Description of the task: Locate the string "could" in the listing below. Copy every line where it is found.

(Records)
****************************************
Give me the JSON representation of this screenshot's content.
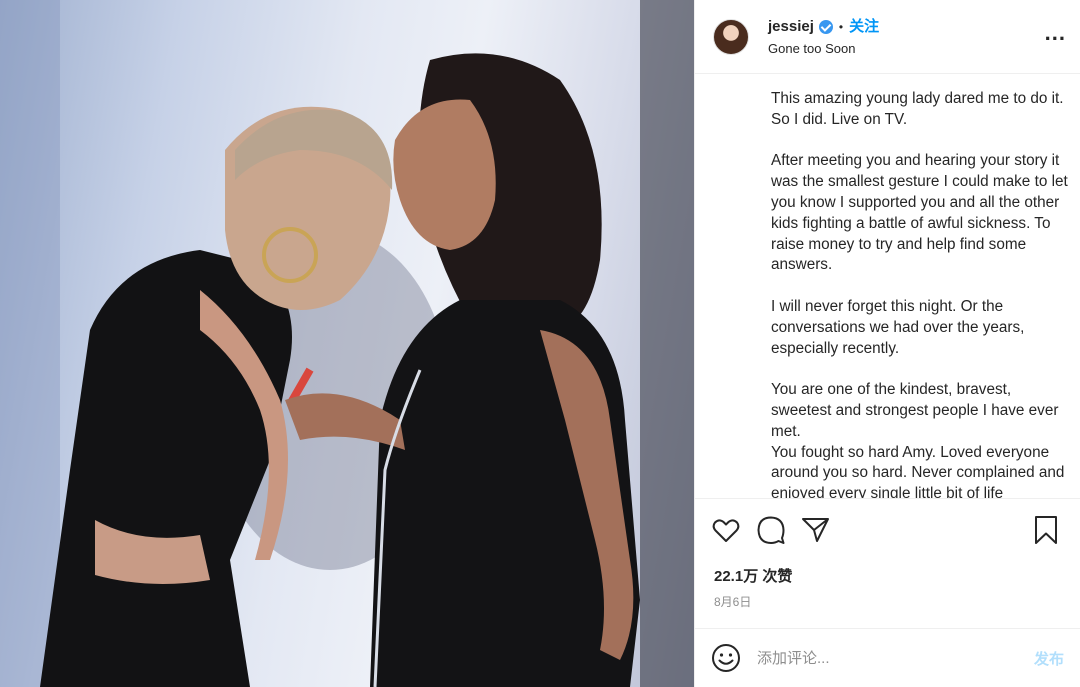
{
  "header": {
    "username": "jessiej",
    "separator": "•",
    "follow_label": "关注",
    "location": "Gone too Soon",
    "more_label": "..."
  },
  "caption": {
    "text": "This amazing young lady dared me to do it. So I did. Live on TV.\n\nAfter meeting you and hearing your story it was the smallest gesture I could make to let you know I supported you and all the other kids fighting a battle of awful sickness. To raise money to try and help find some answers.\n\nI will never forget this night. Or the conversations we had over the years, especially recently.\n\nYou are one of the kindest, bravest, sweetest and strongest people I have ever met.\nYou fought so hard Amy. Loved everyone around you so hard. Never complained and enjoyed every single little bit of life"
  },
  "actions": {
    "icons": [
      "heart-icon",
      "comment-icon",
      "share-icon",
      "bookmark-icon"
    ]
  },
  "stats": {
    "likes": "22.1万 次赞",
    "date": "8月6日"
  },
  "comment": {
    "placeholder": "添加评论...",
    "post_label": "发布"
  },
  "colors": {
    "link_blue": "#0095f6",
    "post_disabled": "#b2dffc",
    "verified_blue": "#3897f0",
    "muted": "#8e8e8e"
  }
}
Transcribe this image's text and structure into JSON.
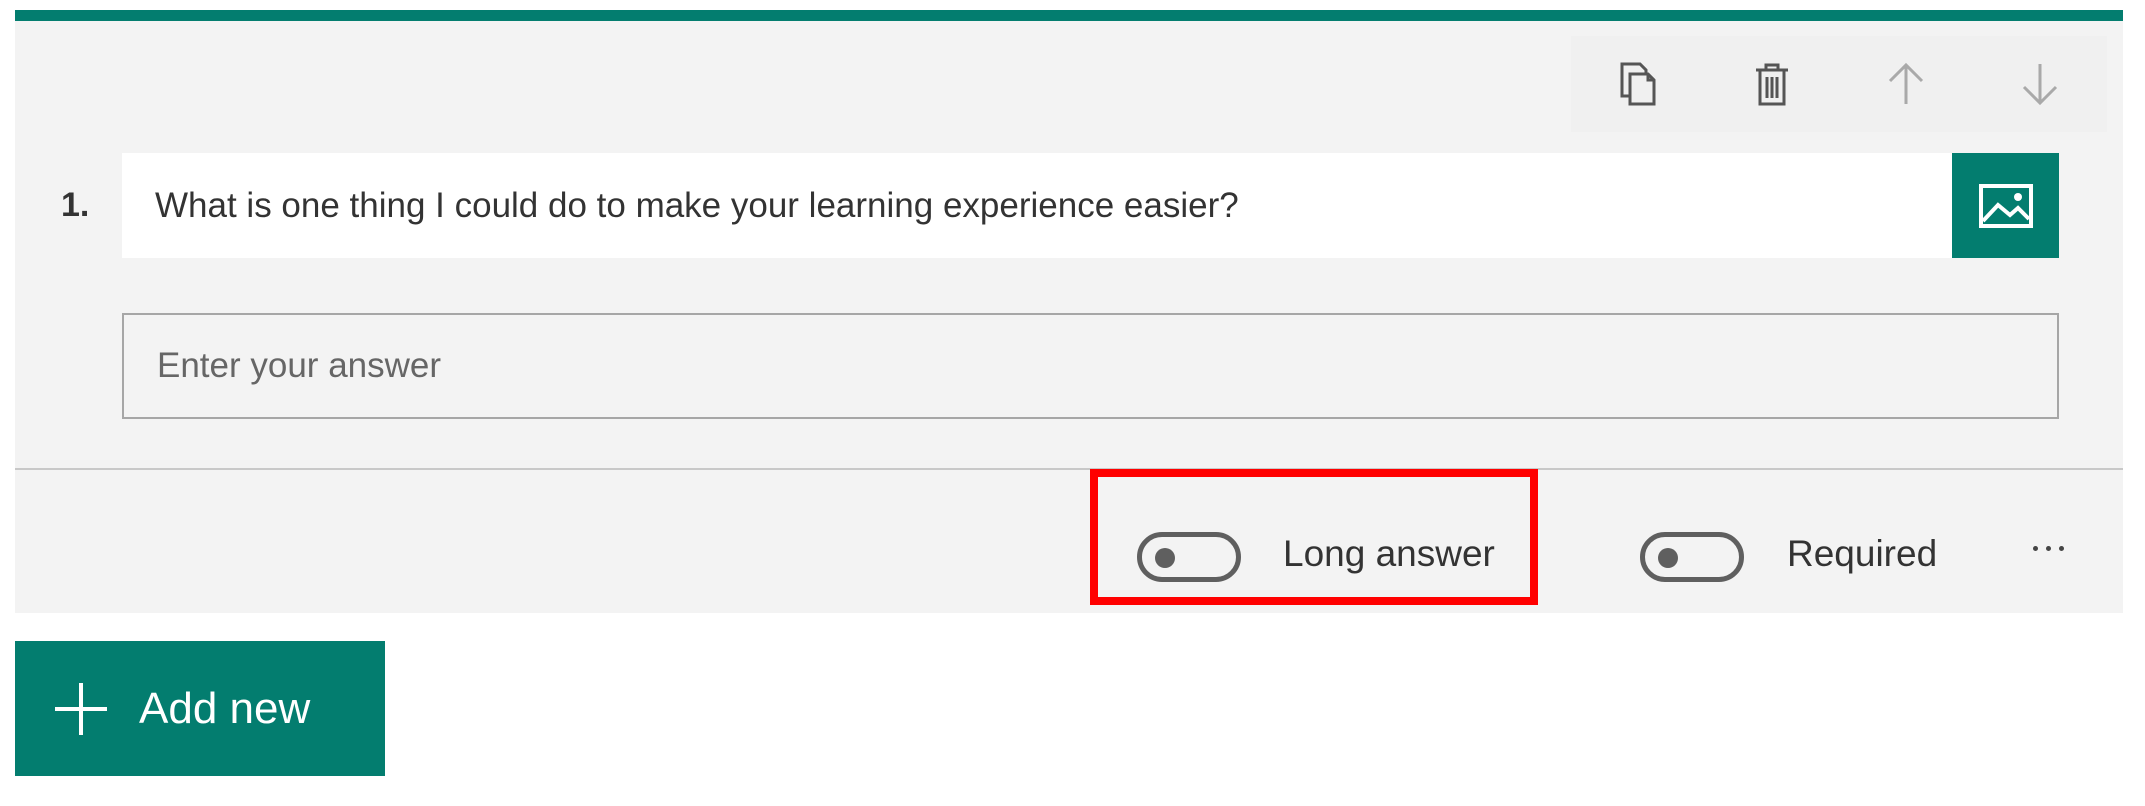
{
  "colors": {
    "accent": "#037d6f",
    "highlight": "#ff0000",
    "card_bg": "#f3f3f3"
  },
  "toolbar": {
    "icons": [
      "copy-icon",
      "trash-icon",
      "arrow-up-icon",
      "arrow-down-icon"
    ]
  },
  "question": {
    "number": "1.",
    "title": "What is one thing I could do to make your learning experience easier?",
    "image_icon": "image-icon",
    "answer_placeholder": "Enter your answer"
  },
  "options": {
    "long_answer": {
      "label": "Long answer",
      "on": false
    },
    "required": {
      "label": "Required",
      "on": false
    },
    "more_icon": "more-options-icon"
  },
  "add_new": {
    "label": "Add new",
    "icon": "plus-icon"
  }
}
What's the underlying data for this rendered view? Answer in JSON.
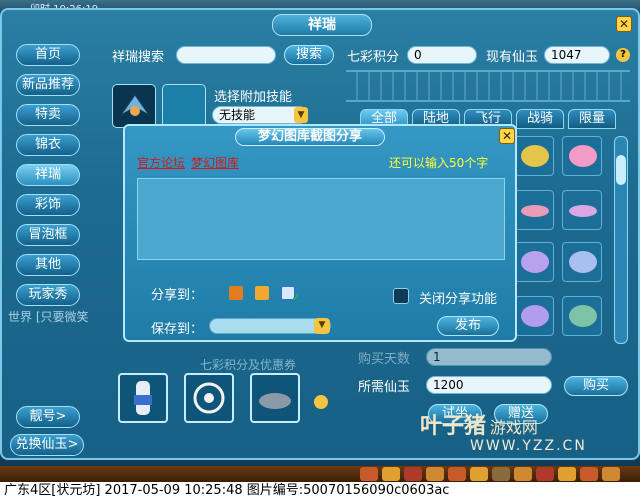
{
  "window": {
    "title": "祥瑞",
    "clock": "卯时 10:26:19"
  },
  "sidebar": {
    "items": [
      {
        "label": "首页"
      },
      {
        "label": "新品推荐"
      },
      {
        "label": "特卖"
      },
      {
        "label": "锦衣"
      },
      {
        "label": "祥瑞"
      },
      {
        "label": "彩饰"
      },
      {
        "label": "冒泡框"
      },
      {
        "label": "其他"
      },
      {
        "label": "玩家秀"
      }
    ],
    "bottom": [
      {
        "label": "靓号>"
      },
      {
        "label": "兑换仙玉>"
      }
    ]
  },
  "search": {
    "label": "祥瑞搜索",
    "value": "",
    "button": "搜索"
  },
  "points": {
    "label": "七彩积分",
    "value": "0"
  },
  "jade": {
    "label": "现有仙玉",
    "value": "1047",
    "help": "?"
  },
  "skill": {
    "label": "选择附加技能",
    "value": "无技能"
  },
  "tabs": [
    {
      "label": "全部"
    },
    {
      "label": "陆地"
    },
    {
      "label": "飞行"
    },
    {
      "label": "战骑"
    },
    {
      "label": "限量"
    }
  ],
  "dialog": {
    "title": "梦幻图库截图分享",
    "links": [
      "官方论坛",
      "梦幻图库"
    ],
    "remaining": "还可以输入50个字",
    "share_to": "分享到：",
    "save_to": "保存到：",
    "close_share": "关闭分享功能",
    "publish": "发布",
    "icons": [
      "share-icon-1",
      "share-icon-2",
      "share-icon-3"
    ]
  },
  "purchase": {
    "price_label": "所需仙玉",
    "price_value": "1200",
    "buy": "购买",
    "give": "赠送",
    "try": "试坐",
    "hidden_label": "购买天数",
    "hidden_value": "1"
  },
  "chat": {
    "line1": "世界 [只要微笑",
    "line2": "七彩积分及优惠券"
  },
  "status_line": "广东4区[状元坊] 2017-05-09 10:25:48 图片编号:50070156090c0603ac",
  "watermark": {
    "brand": "叶子猪",
    "sub": "游戏网",
    "site": "WWW.YZZ.CN"
  },
  "colors": {
    "accent": "#1f7aa6",
    "link": "#d01a1a",
    "note": "#ffff33"
  }
}
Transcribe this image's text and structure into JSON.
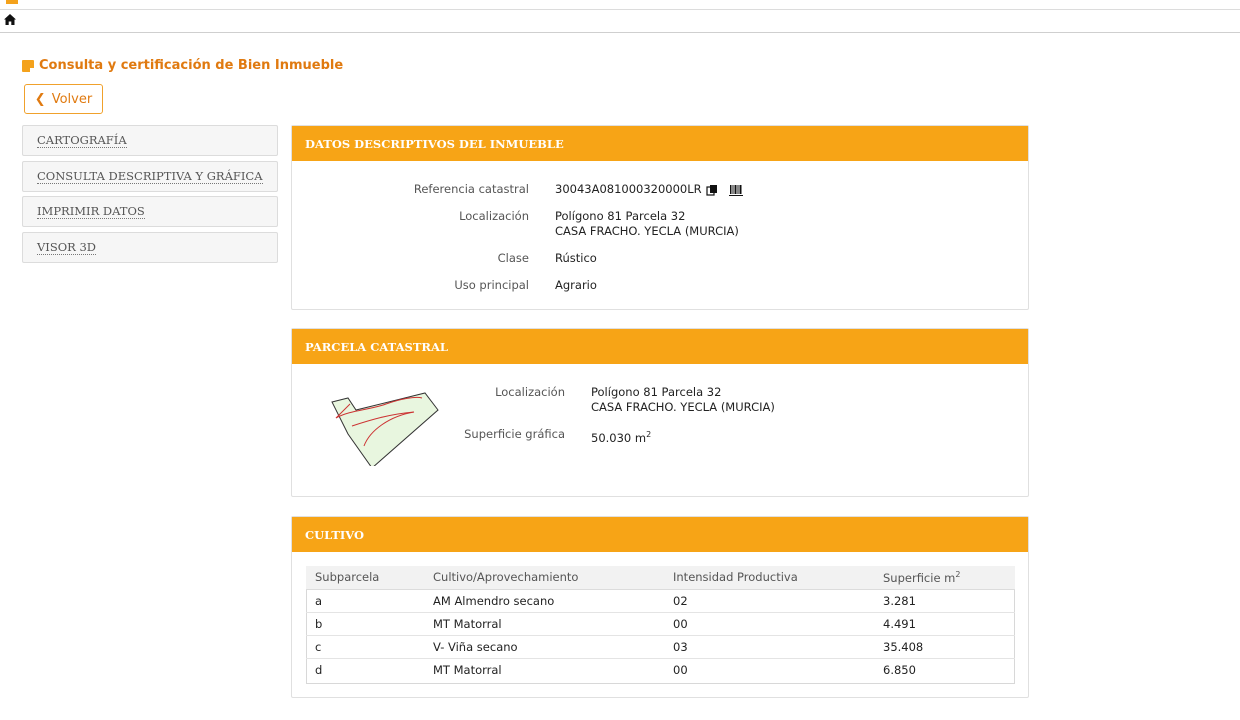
{
  "header": {
    "home_icon": "home-icon"
  },
  "page": {
    "title": "Consulta y certificación de Bien Inmueble",
    "back_label": "Volver"
  },
  "sidebar": {
    "items": [
      {
        "label": "CARTOGRAFÍA"
      },
      {
        "label": "CONSULTA DESCRIPTIVA Y GRÁFICA"
      },
      {
        "label": "IMPRIMIR DATOS"
      },
      {
        "label": "VISOR 3D"
      }
    ]
  },
  "datos": {
    "header": "DATOS DESCRIPTIVOS DEL INMUEBLE",
    "ref_label": "Referencia catastral",
    "ref_value": "30043A081000320000LR",
    "loc_label": "Localización",
    "loc_line1": "Polígono 81 Parcela 32",
    "loc_line2": "CASA FRACHO. YECLA (MURCIA)",
    "clase_label": "Clase",
    "clase_value": "Rústico",
    "uso_label": "Uso principal",
    "uso_value": "Agrario"
  },
  "parcela": {
    "header": "PARCELA CATASTRAL",
    "loc_label": "Localización",
    "loc_line1": "Polígono 81 Parcela 32",
    "loc_line2": "CASA FRACHO. YECLA (MURCIA)",
    "sup_label": "Superficie gráfica",
    "sup_value": "50.030 m",
    "sup_exp": "2",
    "colors": {
      "fill": "#e8f6df",
      "outline": "#333333",
      "subdivision": "#cc3333"
    }
  },
  "cultivo": {
    "header": "CULTIVO",
    "columns": [
      "Subparcela",
      "Cultivo/Aprovechamiento",
      "Intensidad Productiva",
      "Superficie m"
    ],
    "sup_exp": "2",
    "rows": [
      [
        "a",
        "AM Almendro secano",
        "02",
        "3.281"
      ],
      [
        "b",
        "MT Matorral",
        "00",
        "4.491"
      ],
      [
        "c",
        "V- Viña secano",
        "03",
        "35.408"
      ],
      [
        "d",
        "MT Matorral",
        "00",
        "6.850"
      ]
    ]
  },
  "colors": {
    "accent": "#f7a416",
    "title": "#e07a10"
  }
}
****************************************
Result for this exercise:
    "text": "This amazing young lady dared me to do it. So I did. Live on TV.\n\nAfter meeting you and hearing your story it was the smallest gesture I could make to let you know I supported you and all the other kids fighting a battle of awful sickness. To raise money to try and help find some answers.\n\nI will never forget this night. Or the conversations we had over the years, especially recently.\n\nYou are one of the kindest, bravest, sweetest and strongest people I have ever met.\nYou fought so hard Amy. Loved everyone around you so hard. Never complained and enjoyed every single little bit of life"
    "title": "What is one thing I could do to make your learning experience easier?",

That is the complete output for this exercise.